▸ **WHAT THE TASK ASKS**
The answer must be an exact copy of all the data below.

Page transcription entries:
● ● ●

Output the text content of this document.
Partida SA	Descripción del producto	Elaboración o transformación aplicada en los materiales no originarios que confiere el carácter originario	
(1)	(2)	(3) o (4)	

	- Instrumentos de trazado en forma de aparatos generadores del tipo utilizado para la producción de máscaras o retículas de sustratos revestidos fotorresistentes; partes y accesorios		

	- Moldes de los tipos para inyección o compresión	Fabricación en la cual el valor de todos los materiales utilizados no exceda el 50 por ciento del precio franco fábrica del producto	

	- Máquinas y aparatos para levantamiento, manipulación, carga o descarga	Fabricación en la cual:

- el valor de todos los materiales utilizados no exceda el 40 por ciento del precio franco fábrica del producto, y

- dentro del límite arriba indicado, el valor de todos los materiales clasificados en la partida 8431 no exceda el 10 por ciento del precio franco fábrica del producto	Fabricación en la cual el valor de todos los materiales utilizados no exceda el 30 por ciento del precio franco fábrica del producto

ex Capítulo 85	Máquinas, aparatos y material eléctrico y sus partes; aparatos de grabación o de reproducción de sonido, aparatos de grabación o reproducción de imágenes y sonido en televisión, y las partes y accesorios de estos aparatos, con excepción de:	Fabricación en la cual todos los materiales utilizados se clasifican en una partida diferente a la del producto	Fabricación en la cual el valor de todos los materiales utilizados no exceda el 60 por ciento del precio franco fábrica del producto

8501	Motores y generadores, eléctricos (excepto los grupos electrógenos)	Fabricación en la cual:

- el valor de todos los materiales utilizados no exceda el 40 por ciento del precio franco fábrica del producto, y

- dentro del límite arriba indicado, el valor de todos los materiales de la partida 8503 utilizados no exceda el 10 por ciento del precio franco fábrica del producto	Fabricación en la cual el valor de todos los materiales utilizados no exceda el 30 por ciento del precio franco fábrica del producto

● ● ●

▸ **OUTPUT OF THE EXERCISE**
Output the text content of this document.
Partida SA	Descripción del producto	Elaboración o transformación aplicada en los materiales no originarios que confiere el carácter originario	
(1)	(2)	(3) o (4)	

	- Instrumentos de trazado en forma de aparatos generadores del tipo utilizado para la producción de máscaras o retículas de sustratos revestidos fotorresistentes; partes y accesorios		

	- Moldes de los tipos para inyección o compresión	Fabricación en la cual el valor de todos los materiales utilizados no exceda el 50 por ciento del precio franco fábrica del producto	

	- Máquinas y aparatos para levantamiento, manipulación, carga o descarga	Fabricación en la cual:

- el valor de todos los materiales utilizados no exceda el 40 por ciento del precio franco fábrica del producto, y

- dentro del límite arriba indicado, el valor de todos los materiales clasificados en la partida 8431 no exceda el 10 por ciento del precio franco fábrica del producto	Fabricación en la cual el valor de todos los materiales utilizados no exceda el 30 por ciento del precio franco fábrica del producto

ex Capítulo 85	Máquinas, aparatos y material eléctrico y sus partes; aparatos de grabación o de reproducción de sonido, aparatos de grabación o reproducción de imágenes y sonido en televisión, y las partes y accesorios de estos aparatos, con excepción de:	Fabricación en la cual todos los materiales utilizados se clasifican en una partida diferente a la del producto	Fabricación en la cual el valor de todos los materiales utilizados no exceda el 60 por ciento del precio franco fábrica del producto

8501	Motores y generadores, eléctricos (excepto los grupos electrógenos)	Fabricación en la cual:

- el valor de todos los materiales utilizados no exceda el 40 por ciento del precio franco fábrica del producto, y

- dentro del límite arriba indicado, el valor de todos los materiales de la partida 8503 utilizados no exceda el 10 por ciento del precio franco fábrica del producto	Fabricación en la cual el valor de todos los materiales utilizados no exceda el 30 por ciento del precio franco fábrica del producto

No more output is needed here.